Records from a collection
◆ ◆ ◆ ◆ ◆ ◆ ◆
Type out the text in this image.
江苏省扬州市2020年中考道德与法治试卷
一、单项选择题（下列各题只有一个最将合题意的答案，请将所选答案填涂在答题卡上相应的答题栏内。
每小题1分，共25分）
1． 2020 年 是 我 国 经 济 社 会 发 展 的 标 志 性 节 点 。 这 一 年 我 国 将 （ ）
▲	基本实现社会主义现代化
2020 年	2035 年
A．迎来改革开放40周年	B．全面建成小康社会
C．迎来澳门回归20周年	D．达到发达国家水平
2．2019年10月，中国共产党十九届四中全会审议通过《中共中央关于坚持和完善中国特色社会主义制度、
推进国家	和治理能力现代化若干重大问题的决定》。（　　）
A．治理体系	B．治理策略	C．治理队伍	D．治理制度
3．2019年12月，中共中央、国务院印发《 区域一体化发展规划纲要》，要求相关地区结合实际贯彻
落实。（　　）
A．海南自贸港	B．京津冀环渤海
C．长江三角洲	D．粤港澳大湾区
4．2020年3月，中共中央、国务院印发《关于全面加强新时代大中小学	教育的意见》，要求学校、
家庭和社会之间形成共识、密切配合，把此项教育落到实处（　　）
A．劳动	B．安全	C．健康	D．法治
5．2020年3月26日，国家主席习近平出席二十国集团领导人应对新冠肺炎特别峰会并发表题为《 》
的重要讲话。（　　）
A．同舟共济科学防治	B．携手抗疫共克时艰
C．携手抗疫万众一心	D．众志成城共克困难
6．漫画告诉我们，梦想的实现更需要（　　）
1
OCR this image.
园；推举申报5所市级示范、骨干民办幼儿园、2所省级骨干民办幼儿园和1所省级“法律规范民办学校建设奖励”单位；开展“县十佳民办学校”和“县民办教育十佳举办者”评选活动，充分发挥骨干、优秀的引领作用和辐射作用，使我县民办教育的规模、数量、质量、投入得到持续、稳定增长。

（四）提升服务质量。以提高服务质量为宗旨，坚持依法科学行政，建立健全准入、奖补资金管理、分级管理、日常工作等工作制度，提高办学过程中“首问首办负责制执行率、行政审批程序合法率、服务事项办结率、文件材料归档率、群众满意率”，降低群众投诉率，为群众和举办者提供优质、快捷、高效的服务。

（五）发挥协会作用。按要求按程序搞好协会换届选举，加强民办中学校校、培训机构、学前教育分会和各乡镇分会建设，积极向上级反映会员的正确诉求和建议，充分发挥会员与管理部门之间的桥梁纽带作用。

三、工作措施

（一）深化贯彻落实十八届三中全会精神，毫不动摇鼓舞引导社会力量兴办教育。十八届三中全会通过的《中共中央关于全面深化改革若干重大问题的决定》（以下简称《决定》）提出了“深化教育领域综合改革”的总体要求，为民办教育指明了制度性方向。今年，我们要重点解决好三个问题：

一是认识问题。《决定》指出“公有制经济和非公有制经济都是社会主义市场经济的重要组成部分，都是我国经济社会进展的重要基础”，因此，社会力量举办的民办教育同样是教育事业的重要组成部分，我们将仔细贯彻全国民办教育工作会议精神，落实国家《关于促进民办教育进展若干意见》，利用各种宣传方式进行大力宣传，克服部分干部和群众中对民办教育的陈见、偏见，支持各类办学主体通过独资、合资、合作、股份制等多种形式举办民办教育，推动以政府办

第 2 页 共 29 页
◆ ◆ ◆ ◆ ◆ ◆ ◆
**Written exercise:** Going through the entries above, report how many lines include the string "国务院印发". The number alone is the answer.

**Result of the task:** 2